■ **REQUIRED WORK**
- a) In the Azure Monitor Agent troubleshooting page below, reproduce the passage starting at "The key Microsoft" and ending at "Arc server fleet.".
- b) The Azure Monitor Agent troubleshooting page below gives an estimate for how long resolution takes. What is that estimate?
- c) Write the next part of the Azure Monitor Agent troubleshooting page below, picking up after its final sentence.

■ **DOCUMENT EXTRACT**
######

Skip to content

Agent Not Reporting

1. Summary

An Azure Monitor Agent (AMA) extension appears installed on a VM or Arc-enabled server, but the machine stops sending heartbeats, performance counters, event logs, or syslog records to the Log Analytics workspace. This playbook applies when the problem is tied to AMA-collected data and you need to prove whether the failure is in extension health, DCR association, managed identity, guest runtime state, or outbound connectivity.

The key Microsoft Learn guidance is that a successful extension deployment does not prove the agent is healthy at runtime. AMA needs a valid data collection rule, access to identity and configuration endpoints, local service health, and network reachability to Azure Monitor. Use this playbook when Heartbeat is stale, when a newly onboarded VM never reports, or when only AMA-driven tables are missing while platform logs still arrive.

Typical incident window: 10-20 minutes from first missed heartbeat to human detection when stale-heartbeat alerting is in place. Time to resolution: 30 minutes to 2 hours depending on whether the break is DCR association, identity, guest runtime, or egress.

Use it when:

  • Heartbeat is stale for one VM, a scale set set, or an Arc server fleet.
  • The extension says Succeeded, but no new data reaches Perf, InsightsMetrics, or event tables.
  • Data stopped after network changes, identity changes, or DCR rollout changes.
  • Only AMA-collected tables are missing; other workspace tables still update.
flowchart TD
    A[AMA not reporting] --> B{Heartbeat stale?}
    B -->|Yes| C[Check extension and service health]
    C --> D{DCR association exists?}
    D -->|No| E[Create association]
    D -->|Yes| F{Identity and endpoint access healthy?}
    F -->|No| G[Fix identity or network]
    F -->|Yes| H[Inspect guest AMA logs]
    H --> I[Repair local runtime or config]

2. Common Misreadings

Observation Often Misread As Actually Means
VM extension state is Succeeded AMA is healthy Extension deployment succeeded, but the service may still fail after startup.
Heartbeat is empty for one machine Workspace ingestion is broken The issue is usually machine-specific: DCR, identity, service state, or egress.
DCR exists in Azure The VM must be using it The resource also needs a valid DCR association.
Platform logs for the VM still arrive AMA is fine Platform logs use a different pipeline than AMA-collected guest telemetry.
Data stopped after firewall changes AMA bug AMA depends on documented Azure Monitor and IMDS endpoints that may now be blocked.
One VM in a subnet stopped reporting while others are healthy Random host issue Compare DCR association, identity, and local guest logs before assuming corruption.

######

■ **DATA PROVIDED**
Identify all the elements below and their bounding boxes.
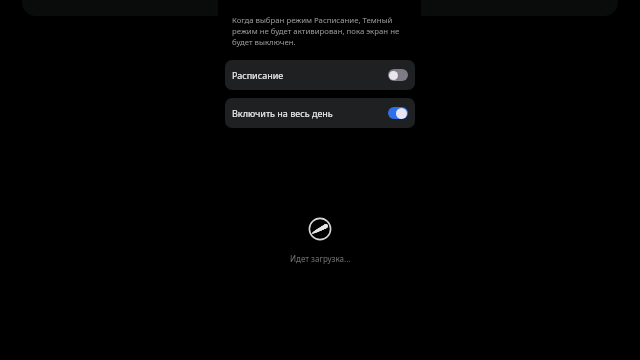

######

■ **WRITTEN RESPONSES**
- a)
The key Microsoft Learn guidance is that a successful extension deployment does not prove the agent is healthy at runtime. AMA needs a valid data collection rule, access to identity and configuration endpoints, local service health, and network reachability to Azure Monitor. Use this playbook when Heartbeat is stale, when a newly onboarded VM never reports, or when only AMA-driven tables are missing while platform logs still arrive.

Typical incident window: 10-20 minutes from first missed heartbeat to human detection when stale-heartbeat alerting is in place. Time to resolution: 30 minutes to 2 hours depending on whether the break is DCR association, identity, guest runtime, or egress.

Use it when:

  • Heartbeat is stale for one VM, a scale set set, or an Arc server fleet.

- b) 30 minutes to 2 hours, depending on whether the break is DCR association, identity, guest runtime, or egress.

- c)
3. Competing Hypotheses

Hypothesis Likelihood Key Discriminator
No DCR association exists for the resource High az monitor data-collection rule association list returns no association for the VM or Arc resource.
AMA extension or service runtime is unhealthy High Extension is missing, failed, or guest logs show local service errors.
Managed identity or access token flow is broken Medium Guest logs show authentication or authorization errors and the VM identity is missing or changed.
Endpoint access to IMDS or Azure Monitor is blocked Medium DCR exists, extension exists, but the source cannot reach required endpoints.
DCR is present but configured for different streams than expected Medium Heartbeat may exist, but the missing table is not included in the DCR data flows.
Workspace-side issue is being blamed incorrectly Low Other AMA machines report normally to the same workspace.

4. What to Check First

  1. Confirm the VM identity state used by AMA-related calls

    az vm show \
        --resource-group $RG \
        --name $VM_NAME \
        --query "identity"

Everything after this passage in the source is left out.